> **Directions**
Output the material below unchanged, apart from leaving out the pictures.

[Items from a figure collection]
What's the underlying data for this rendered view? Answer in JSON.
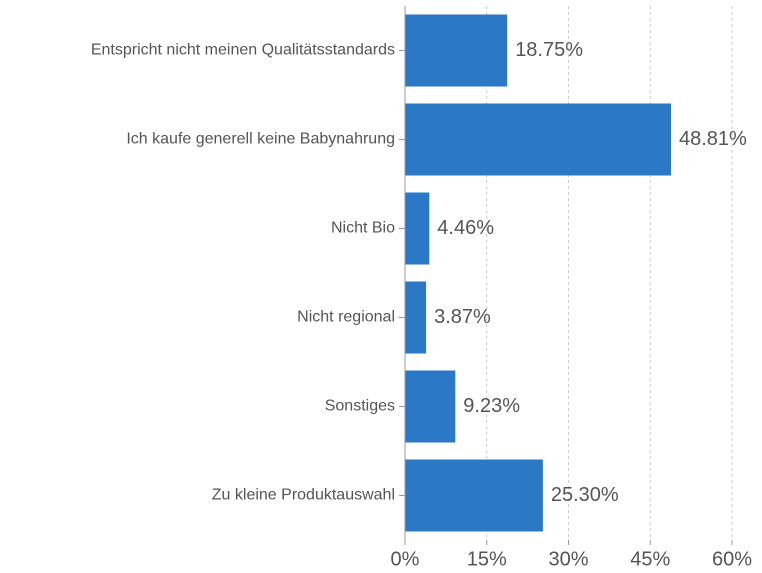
{
  "chart_data": {
    "type": "bar",
    "orientation": "horizontal",
    "categories": [
      "Entspricht nicht meinen Qualitätsstandards",
      "Ich kaufe generell keine Babynahrung",
      "Nicht Bio",
      "Nicht regional",
      "Sonstiges",
      "Zu kleine Produktauswahl"
    ],
    "values": [
      18.75,
      48.81,
      4.46,
      3.87,
      9.23,
      25.3
    ],
    "value_labels": [
      "18.75%",
      "48.81%",
      "4.46%",
      "3.87%",
      "9.23%",
      "25.30%"
    ],
    "color": "#2a78c6",
    "xlim": [
      0,
      60
    ],
    "xticks": [
      {
        "value": 0,
        "label": "0%"
      },
      {
        "value": 15,
        "label": "15%"
      },
      {
        "value": 30,
        "label": "30%"
      },
      {
        "value": 45,
        "label": "45%"
      },
      {
        "value": 60,
        "label": "60%"
      }
    ],
    "grid": true
  }
}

> **Answer to the problem**
What's the underlying data for this rendered view? Answer in JSON.
{
  "chart_data": {
    "type": "bar",
    "orientation": "horizontal",
    "categories": [
      "Entspricht nicht meinen Qualitätsstandards",
      "Ich kaufe generell keine Babynahrung",
      "Nicht Bio",
      "Nicht regional",
      "Sonstiges",
      "Zu kleine Produktauswahl"
    ],
    "values": [
      18.75,
      48.81,
      4.46,
      3.87,
      9.23,
      25.3
    ],
    "value_labels": [
      "18.75%",
      "48.81%",
      "4.46%",
      "3.87%",
      "9.23%",
      "25.30%"
    ],
    "color": "#2a78c6",
    "xlim": [
      0,
      60
    ],
    "xticks": [
      {
        "value": 0,
        "label": "0%"
      },
      {
        "value": 15,
        "label": "15%"
      },
      {
        "value": 30,
        "label": "30%"
      },
      {
        "value": 45,
        "label": "45%"
      },
      {
        "value": 60,
        "label": "60%"
      }
    ],
    "grid": true
  }
}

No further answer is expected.